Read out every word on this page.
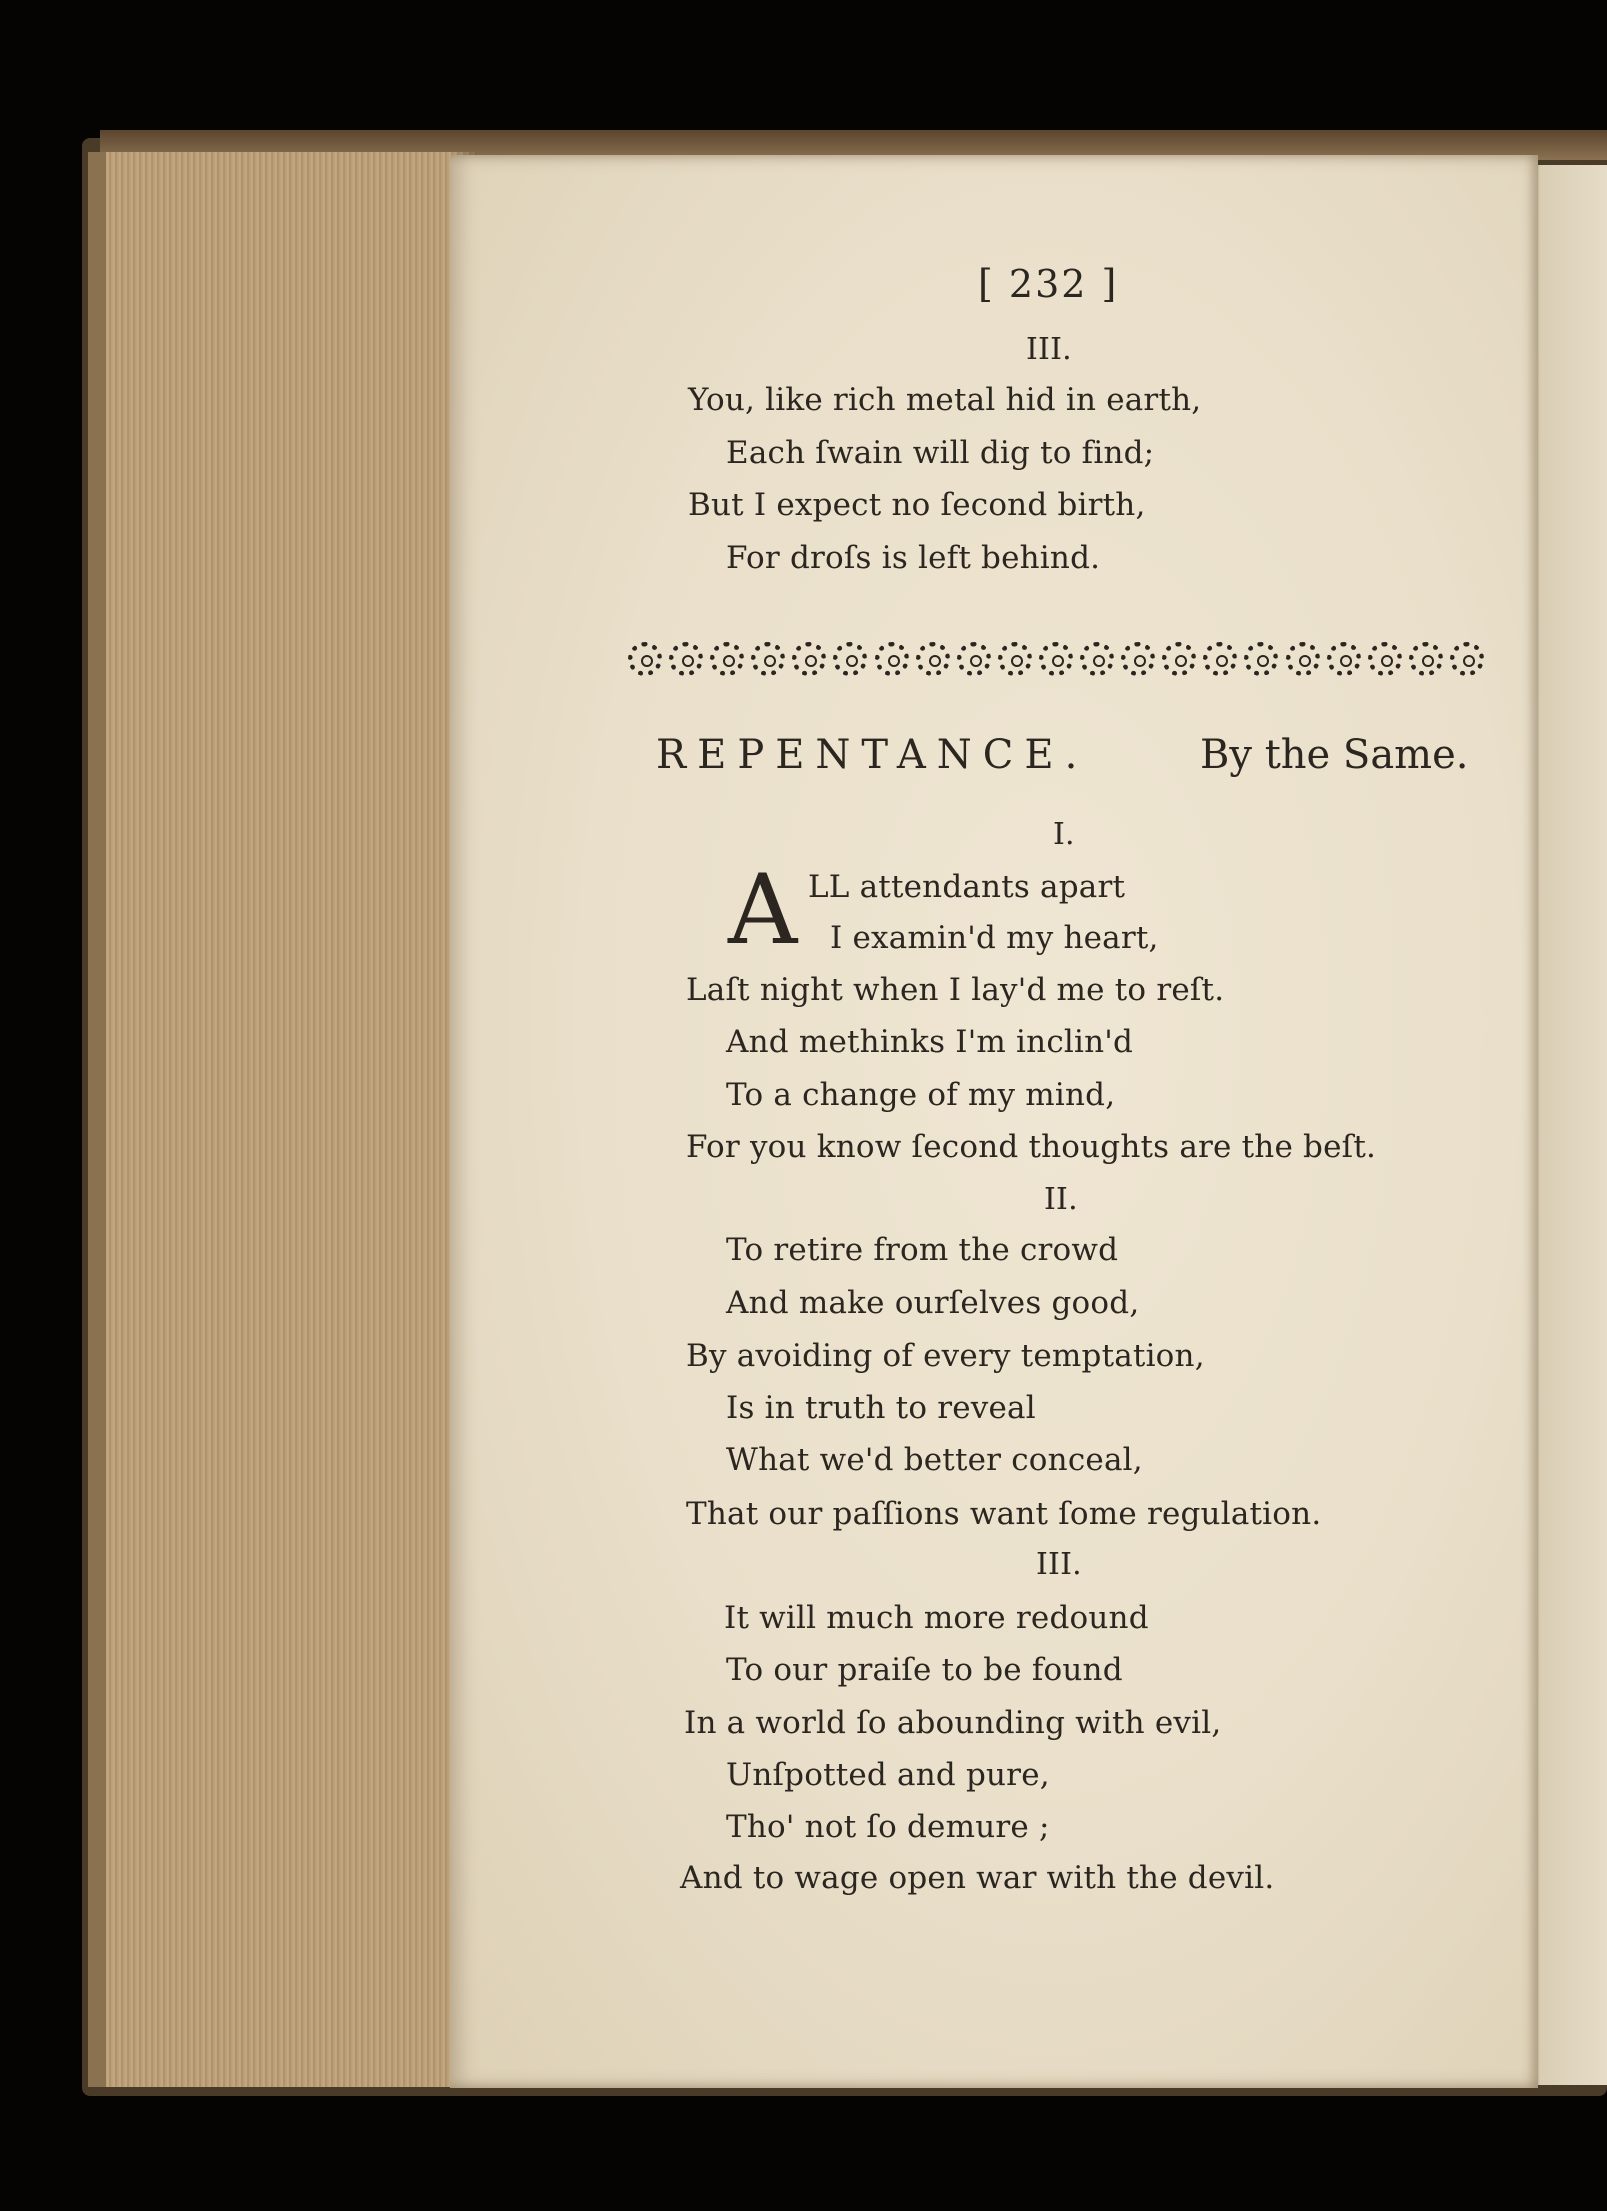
[ 232 ]
III.
You, like rich metal hid in earth,
Each ſwain will dig to find;
But I expect no ſecond birth,
For droſs is left behind.
REPENTANCE.	By the Same.
I.
A LL attendants apart
I examin'd my heart,
Laſt night when I lay'd me to reſt.
And methinks I'm inclin'd
To a change of my mind,
For you know ſecond thoughts are the beſt.
II.
To retire from the crowd
And make ourſelves good,
By avoiding of every temptation,
Is in truth to reveal
What we'd better conceal,
That our paſſions want ſome regulation.
III.
It will much more redound
To our praiſe to be found
In a world ſo abounding with evil,
Unſpotted and pure,
Tho' not ſo demure ;
And to wage open war with the devil.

........

YOUR INSTRUCTIONS —
Extract all lines that hold the word "will".

FULL RESPONSE —
Each ſwain will dig to find;
It will much more redound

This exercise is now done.